- [Work to do] Gather up all lines that carry the word "Konfiguriert".

Dataset items:
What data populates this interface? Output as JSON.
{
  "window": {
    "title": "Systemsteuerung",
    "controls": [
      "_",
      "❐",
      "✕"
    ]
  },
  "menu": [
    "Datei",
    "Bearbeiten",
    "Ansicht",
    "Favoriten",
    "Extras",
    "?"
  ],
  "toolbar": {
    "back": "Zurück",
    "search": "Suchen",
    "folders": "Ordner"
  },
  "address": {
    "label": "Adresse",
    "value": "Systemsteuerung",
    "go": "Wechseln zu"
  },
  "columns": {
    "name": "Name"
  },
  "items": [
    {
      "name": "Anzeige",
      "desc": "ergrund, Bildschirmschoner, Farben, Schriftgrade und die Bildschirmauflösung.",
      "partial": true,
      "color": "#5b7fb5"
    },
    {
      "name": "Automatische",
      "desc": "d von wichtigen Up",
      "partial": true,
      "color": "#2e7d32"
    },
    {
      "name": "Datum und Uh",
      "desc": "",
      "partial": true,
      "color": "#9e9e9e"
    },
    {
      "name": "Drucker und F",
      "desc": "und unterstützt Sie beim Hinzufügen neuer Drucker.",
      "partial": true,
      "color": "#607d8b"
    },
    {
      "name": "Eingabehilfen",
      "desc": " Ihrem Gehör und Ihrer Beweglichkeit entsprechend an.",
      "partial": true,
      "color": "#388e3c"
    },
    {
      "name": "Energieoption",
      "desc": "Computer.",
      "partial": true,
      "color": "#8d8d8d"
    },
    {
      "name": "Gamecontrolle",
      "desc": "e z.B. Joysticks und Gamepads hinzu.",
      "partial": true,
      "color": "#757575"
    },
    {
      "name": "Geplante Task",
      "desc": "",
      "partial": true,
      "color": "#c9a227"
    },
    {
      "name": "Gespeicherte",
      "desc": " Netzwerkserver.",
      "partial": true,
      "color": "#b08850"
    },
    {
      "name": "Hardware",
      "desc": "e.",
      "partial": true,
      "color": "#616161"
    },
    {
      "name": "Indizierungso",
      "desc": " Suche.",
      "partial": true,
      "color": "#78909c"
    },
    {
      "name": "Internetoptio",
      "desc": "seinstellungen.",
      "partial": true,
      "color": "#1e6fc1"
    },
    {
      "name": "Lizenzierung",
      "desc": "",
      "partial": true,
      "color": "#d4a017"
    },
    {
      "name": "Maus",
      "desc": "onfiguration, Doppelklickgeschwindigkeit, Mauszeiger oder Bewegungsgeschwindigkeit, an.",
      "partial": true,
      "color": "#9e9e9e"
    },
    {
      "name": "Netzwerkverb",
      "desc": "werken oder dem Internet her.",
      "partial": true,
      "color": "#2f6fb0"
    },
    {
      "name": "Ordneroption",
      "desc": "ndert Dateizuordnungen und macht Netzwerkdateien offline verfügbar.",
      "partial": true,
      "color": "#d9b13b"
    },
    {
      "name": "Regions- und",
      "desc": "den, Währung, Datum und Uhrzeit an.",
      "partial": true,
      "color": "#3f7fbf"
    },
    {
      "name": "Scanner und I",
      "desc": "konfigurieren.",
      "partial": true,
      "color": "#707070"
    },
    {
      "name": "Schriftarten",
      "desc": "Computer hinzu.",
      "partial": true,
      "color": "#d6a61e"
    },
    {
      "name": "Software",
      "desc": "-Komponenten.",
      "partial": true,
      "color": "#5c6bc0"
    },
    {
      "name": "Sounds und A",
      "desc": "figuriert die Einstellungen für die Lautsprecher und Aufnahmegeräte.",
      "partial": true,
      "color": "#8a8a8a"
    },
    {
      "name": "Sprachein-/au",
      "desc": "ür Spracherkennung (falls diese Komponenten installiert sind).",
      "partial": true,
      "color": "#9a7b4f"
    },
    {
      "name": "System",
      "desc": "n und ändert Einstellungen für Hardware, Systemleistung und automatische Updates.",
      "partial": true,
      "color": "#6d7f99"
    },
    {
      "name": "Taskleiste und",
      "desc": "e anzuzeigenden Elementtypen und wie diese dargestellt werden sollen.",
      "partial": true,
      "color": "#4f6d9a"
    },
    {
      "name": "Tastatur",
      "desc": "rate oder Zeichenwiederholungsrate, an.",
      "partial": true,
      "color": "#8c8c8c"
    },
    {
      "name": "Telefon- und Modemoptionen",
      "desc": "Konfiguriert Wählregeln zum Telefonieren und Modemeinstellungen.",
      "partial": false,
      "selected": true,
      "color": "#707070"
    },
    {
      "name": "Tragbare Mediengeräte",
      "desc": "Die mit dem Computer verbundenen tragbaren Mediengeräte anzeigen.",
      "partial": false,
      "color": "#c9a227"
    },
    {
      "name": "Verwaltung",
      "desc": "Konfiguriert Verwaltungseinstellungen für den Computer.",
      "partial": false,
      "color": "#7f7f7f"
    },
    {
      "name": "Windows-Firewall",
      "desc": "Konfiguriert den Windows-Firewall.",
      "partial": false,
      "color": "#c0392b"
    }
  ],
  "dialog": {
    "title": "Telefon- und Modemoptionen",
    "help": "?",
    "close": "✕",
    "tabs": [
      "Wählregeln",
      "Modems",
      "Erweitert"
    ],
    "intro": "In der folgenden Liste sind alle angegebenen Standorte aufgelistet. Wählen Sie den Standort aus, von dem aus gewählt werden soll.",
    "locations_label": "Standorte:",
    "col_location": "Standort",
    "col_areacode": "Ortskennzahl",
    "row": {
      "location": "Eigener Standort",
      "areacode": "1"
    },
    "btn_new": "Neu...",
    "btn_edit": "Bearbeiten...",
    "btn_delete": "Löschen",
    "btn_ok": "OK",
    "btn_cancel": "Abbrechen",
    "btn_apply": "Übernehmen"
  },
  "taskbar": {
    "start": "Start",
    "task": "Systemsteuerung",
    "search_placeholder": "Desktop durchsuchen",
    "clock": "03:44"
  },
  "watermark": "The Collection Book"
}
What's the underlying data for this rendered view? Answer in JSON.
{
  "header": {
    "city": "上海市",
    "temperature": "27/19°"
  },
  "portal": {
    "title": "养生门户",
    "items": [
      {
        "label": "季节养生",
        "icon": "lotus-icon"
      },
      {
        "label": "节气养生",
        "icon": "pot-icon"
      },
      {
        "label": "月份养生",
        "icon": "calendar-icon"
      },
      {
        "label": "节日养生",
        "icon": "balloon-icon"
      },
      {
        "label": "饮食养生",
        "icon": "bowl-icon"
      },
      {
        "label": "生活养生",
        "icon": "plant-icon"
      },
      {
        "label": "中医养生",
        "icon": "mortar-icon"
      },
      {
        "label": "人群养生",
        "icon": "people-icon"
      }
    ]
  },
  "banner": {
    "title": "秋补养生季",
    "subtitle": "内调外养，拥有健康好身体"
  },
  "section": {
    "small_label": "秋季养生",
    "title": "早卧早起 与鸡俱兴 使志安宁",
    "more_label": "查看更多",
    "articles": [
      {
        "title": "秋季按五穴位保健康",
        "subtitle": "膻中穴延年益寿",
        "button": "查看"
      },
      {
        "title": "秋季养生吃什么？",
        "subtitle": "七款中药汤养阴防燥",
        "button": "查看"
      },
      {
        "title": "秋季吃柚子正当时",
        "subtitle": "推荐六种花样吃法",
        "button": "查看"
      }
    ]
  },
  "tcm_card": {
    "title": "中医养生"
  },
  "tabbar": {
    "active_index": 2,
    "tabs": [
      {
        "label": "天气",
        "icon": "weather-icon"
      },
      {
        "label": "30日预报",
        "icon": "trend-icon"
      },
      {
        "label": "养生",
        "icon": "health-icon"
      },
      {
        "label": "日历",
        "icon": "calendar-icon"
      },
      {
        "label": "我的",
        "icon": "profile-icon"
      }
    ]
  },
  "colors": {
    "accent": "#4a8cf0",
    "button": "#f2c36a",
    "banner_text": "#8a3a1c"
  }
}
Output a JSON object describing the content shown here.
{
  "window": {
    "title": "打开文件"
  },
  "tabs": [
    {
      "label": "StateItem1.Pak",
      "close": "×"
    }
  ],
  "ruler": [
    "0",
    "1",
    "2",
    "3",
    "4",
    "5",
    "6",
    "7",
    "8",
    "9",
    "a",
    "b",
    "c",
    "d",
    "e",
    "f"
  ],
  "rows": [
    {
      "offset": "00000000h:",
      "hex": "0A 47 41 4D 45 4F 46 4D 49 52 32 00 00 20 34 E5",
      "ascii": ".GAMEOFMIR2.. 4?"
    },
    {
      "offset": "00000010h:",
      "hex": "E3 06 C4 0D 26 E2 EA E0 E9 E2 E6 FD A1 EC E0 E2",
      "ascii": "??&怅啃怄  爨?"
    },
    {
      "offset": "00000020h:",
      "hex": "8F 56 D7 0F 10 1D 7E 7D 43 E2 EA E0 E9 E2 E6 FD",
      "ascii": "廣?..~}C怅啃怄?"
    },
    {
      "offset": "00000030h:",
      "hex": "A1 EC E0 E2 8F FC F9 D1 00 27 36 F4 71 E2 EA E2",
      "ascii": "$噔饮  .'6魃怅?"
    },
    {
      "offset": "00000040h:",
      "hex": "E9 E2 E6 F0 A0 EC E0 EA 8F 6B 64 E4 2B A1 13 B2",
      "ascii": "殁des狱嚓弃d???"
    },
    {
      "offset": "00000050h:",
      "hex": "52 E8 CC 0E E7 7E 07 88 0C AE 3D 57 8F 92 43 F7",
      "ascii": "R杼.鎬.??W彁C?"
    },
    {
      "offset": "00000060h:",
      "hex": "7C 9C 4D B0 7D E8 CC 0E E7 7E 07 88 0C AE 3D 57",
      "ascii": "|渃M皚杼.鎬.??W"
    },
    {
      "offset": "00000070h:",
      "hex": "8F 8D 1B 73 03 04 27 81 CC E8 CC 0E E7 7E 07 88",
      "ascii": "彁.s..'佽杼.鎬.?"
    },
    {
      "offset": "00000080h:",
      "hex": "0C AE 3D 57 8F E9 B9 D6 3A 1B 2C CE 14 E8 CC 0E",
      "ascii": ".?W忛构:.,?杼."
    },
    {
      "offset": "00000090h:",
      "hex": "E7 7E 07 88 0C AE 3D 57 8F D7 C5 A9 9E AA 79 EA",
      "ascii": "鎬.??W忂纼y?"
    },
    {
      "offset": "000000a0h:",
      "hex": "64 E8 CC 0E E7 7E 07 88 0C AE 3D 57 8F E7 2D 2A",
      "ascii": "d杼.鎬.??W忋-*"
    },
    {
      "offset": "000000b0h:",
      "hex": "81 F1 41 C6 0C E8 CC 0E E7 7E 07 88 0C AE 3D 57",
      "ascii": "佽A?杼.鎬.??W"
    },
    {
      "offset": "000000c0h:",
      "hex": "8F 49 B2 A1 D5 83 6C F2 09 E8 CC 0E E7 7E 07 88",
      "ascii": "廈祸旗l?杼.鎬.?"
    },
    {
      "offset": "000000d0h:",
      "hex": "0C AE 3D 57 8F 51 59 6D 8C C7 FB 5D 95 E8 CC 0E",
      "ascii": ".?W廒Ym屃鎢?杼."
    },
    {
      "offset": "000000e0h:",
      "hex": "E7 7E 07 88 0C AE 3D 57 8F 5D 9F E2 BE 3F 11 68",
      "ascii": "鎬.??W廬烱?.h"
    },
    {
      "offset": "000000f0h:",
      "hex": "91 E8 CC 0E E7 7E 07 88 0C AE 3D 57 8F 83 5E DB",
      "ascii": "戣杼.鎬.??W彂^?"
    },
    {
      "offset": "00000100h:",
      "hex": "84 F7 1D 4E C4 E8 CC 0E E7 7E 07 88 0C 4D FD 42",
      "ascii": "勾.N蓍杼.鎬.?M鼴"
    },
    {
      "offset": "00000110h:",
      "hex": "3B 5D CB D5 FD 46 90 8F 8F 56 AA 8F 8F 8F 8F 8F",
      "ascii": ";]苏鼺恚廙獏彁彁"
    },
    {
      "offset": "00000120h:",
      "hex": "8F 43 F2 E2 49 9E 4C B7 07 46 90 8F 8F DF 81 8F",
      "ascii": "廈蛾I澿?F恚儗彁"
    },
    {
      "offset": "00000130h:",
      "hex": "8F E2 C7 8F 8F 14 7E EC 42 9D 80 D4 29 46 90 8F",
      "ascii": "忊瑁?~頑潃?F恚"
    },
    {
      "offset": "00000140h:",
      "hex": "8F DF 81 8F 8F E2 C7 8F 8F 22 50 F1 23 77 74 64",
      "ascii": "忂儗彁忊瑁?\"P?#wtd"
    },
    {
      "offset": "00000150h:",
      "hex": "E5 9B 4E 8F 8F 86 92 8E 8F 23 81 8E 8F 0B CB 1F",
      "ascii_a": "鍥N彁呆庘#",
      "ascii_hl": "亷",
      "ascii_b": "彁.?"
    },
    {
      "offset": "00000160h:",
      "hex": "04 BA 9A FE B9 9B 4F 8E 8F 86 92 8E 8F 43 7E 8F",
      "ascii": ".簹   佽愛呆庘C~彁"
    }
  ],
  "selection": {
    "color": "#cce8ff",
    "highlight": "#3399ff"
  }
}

- [Right answer]
      "desc": "Konfiguriert Wählregeln zum Telefonieren und Modemeinstellungen.",
      "desc": "Konfiguriert Verwaltungseinstellungen für den Computer.",
      "desc": "Konfiguriert den Windows-Firewall.",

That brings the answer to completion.